- PROBLEM: Would you pull out every line of the material that contains the string "रवचन"?
== == ==
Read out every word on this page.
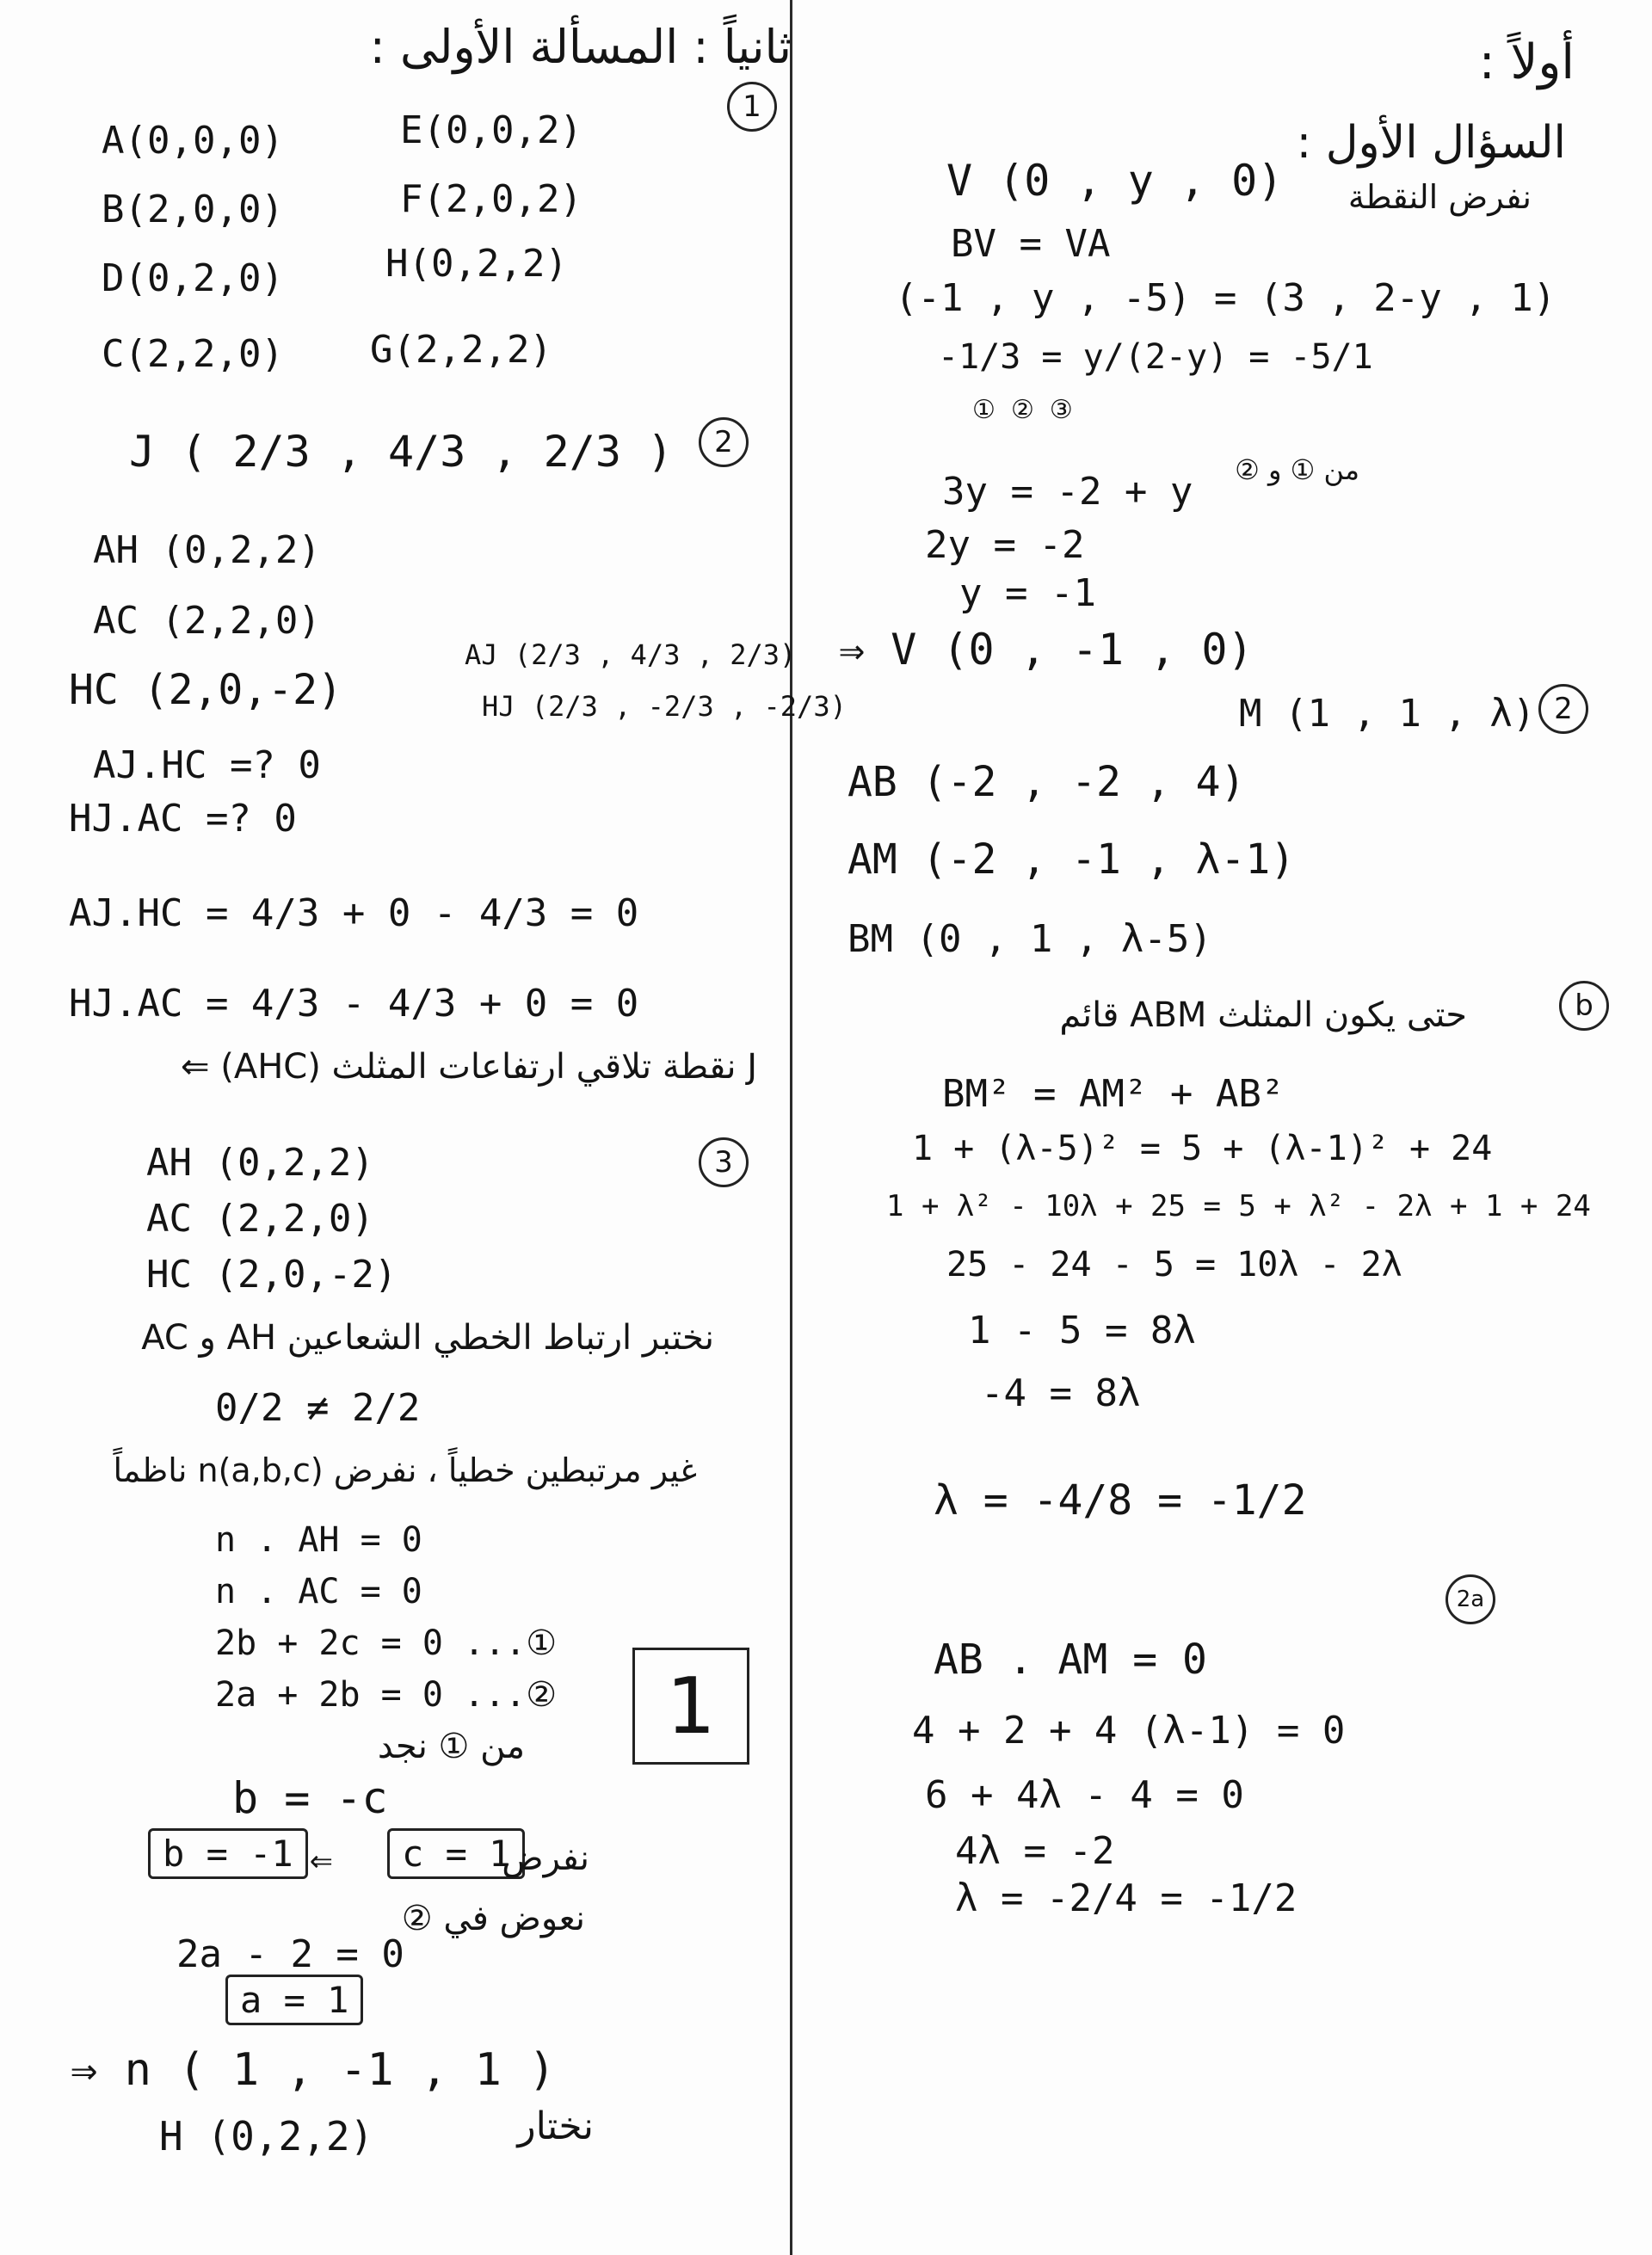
ثانياً : المسألة الأولى :
1
A(0,0,0)
B(2,0,0)
D(0,2,0)
C(2,2,0)
E(0,0,2)
F(2,0,2)
H(0,2,2)
G(2,2,2)
J ( 2/3 , 4/3 , 2/3 )	2
AH (0,2,2)
AC (2,2,0)
HC (2,0,-2)
AJ (2/3 , 4/3 , 2/3)
HJ (2/3 , -2/3 , -2/3)
AJ.HC =? 0
HJ.AC =? 0
AJ.HC = 4/3 + 0 - 4/3 = 0
HJ.AC = 4/3 - 4/3 + 0 = 0
J نقطة تلاقي ارتفاعات المثلث (AHC) ⇐
3
AH (0,2,2)
AC (2,2,0)
HC (2,0,-2)
نختبر ارتباط الخطي الشعاعين AH و AC
0/2 ≠ 2/2
غير مرتبطين خطياً ، نفرض n(a,b,c) ناظماً
n . AH = 0
n . AC = 0
2b + 2c = 0 ...①
2a + 2b = 0 ...②	1
من ① نجد
b = -c
b = -1 ⇐	c = 1
نفرض
نعوض في ②
2a - 2 = 0
a = 1
⇒ n ( 1 , -1 , 1 )
H (0,2,2)	نختار
أولاً :
السؤال الأول :
نفرض النقطة
V (0 , y , 0)
BV = VA
(-1 , y , -5) = (3 , 2-y , 1)
-1/3 = y/(2-y) = -5/1
① ② ③
من ① و ②
3y = -2 + y
2y = -2
y = -1
⇒ V (0 , -1 , 0)
M (1 , 1 , λ) 2
AB (-2 , -2 , 4)
AM (-2 , -1 , λ-1)
BM (0 , 1 , λ-5)
حتى يكون المثلث ABM قائم	b
BM² = AM² + AB²
1 + (λ-5)² = 5 + (λ-1)² + 24
1 + λ² - 10λ + 25 = 5 + λ² - 2λ + 1 + 24
25 - 24 - 5 = 10λ - 2λ
1 - 5 = 8λ
-4 = 8λ
λ = -4/8 = -1/2
2a
AB . AM = 0
4 + 2 + 4 (λ-1) = 0
6 + 4λ - 4 = 0
4λ = -2
λ = -2/4 = -1/2
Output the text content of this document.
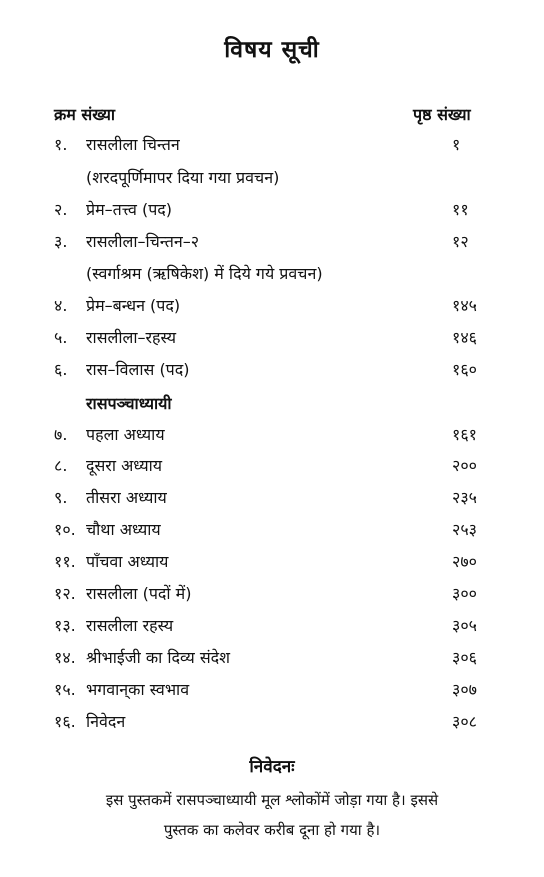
विषय सूची
क्रम संख्या	पृष्ठ संख्या
१. रासलीला चिन्तन	१
(शरदपूर्णिमापर दिया गया प्रवचन)
२. प्रेम–तत्त्व (पद)	११
३. रासलीला–चिन्तन–२	१२
(स्वर्गाश्रम (ऋषिकेश) में दिये गये प्रवचन)
४. प्रेम–बन्धन (पद)	१४५
५. रासलीला–रहस्य	१४६
६. रास–विलास (पद)	१६०
रासपञ्चाध्यायी
७. पहला अध्याय	१६१
८. दूसरा अध्याय	२००
९. तीसरा अध्याय	२३५
१०. चौथा अध्याय	२५३
११. पाँचवा अध्याय	२७०
१२. रासलीला (पदों में)	३००
१३. रासलीला रहस्य	३०५
१४. श्रीभाईजी का दिव्य संदेश	३०६
१५. भगवान्‌का स्वभाव	३०७
१६. निवेदन	३०८
निवेदनः
इस पुस्तकमें रासपञ्चाध्यायी मूल श्लोकोंमें जोड़ा गया है। इससे
पुस्तक का कलेवर करीब दूना हो गया है।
== == ==
- TASK ANSWER:
(शरदपूर्णिमापर दिया गया प्रवचन)
(स्वर्गाश्रम (ऋषिकेश) में दिये गये प्रवचन)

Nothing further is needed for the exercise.